Stored data
::::::::::
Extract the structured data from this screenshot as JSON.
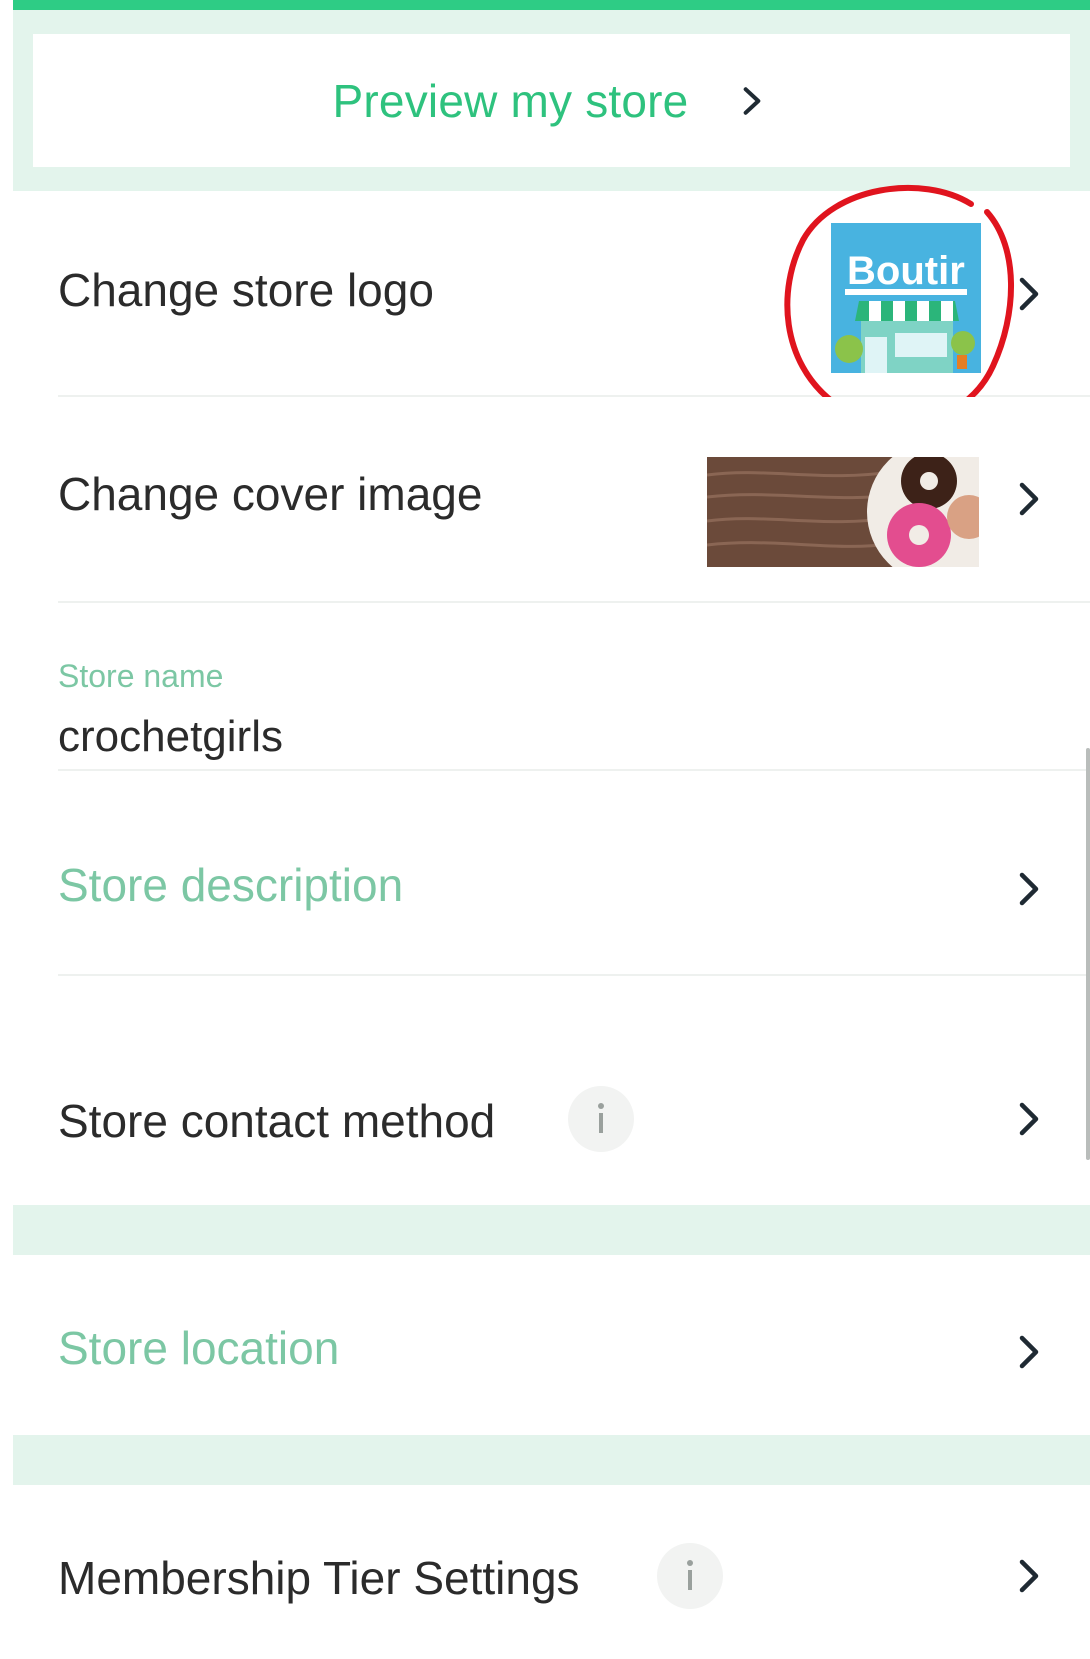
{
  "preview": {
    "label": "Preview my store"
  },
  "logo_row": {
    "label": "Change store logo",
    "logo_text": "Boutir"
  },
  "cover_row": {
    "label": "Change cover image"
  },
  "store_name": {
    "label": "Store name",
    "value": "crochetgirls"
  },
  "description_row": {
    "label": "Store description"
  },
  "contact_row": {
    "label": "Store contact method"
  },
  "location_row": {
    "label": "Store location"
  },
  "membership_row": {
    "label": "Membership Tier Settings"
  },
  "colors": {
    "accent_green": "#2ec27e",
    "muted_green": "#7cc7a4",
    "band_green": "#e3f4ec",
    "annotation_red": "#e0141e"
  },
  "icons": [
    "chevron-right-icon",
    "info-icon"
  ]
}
::::::::::
- **What to produce**
Make an exact copy of the whole listing, but don't bring over any pictures.

- **Output**
Extract the structured data from this screenshot as JSON.
{
  "preview": {
    "label": "Preview my store"
  },
  "logo_row": {
    "label": "Change store logo",
    "logo_text": "Boutir"
  },
  "cover_row": {
    "label": "Change cover image"
  },
  "store_name": {
    "label": "Store name",
    "value": "crochetgirls"
  },
  "description_row": {
    "label": "Store description"
  },
  "contact_row": {
    "label": "Store contact method"
  },
  "location_row": {
    "label": "Store location"
  },
  "membership_row": {
    "label": "Membership Tier Settings"
  },
  "colors": {
    "accent_green": "#2ec27e",
    "muted_green": "#7cc7a4",
    "band_green": "#e3f4ec",
    "annotation_red": "#e0141e"
  },
  "icons": [
    "chevron-right-icon",
    "info-icon"
  ]
}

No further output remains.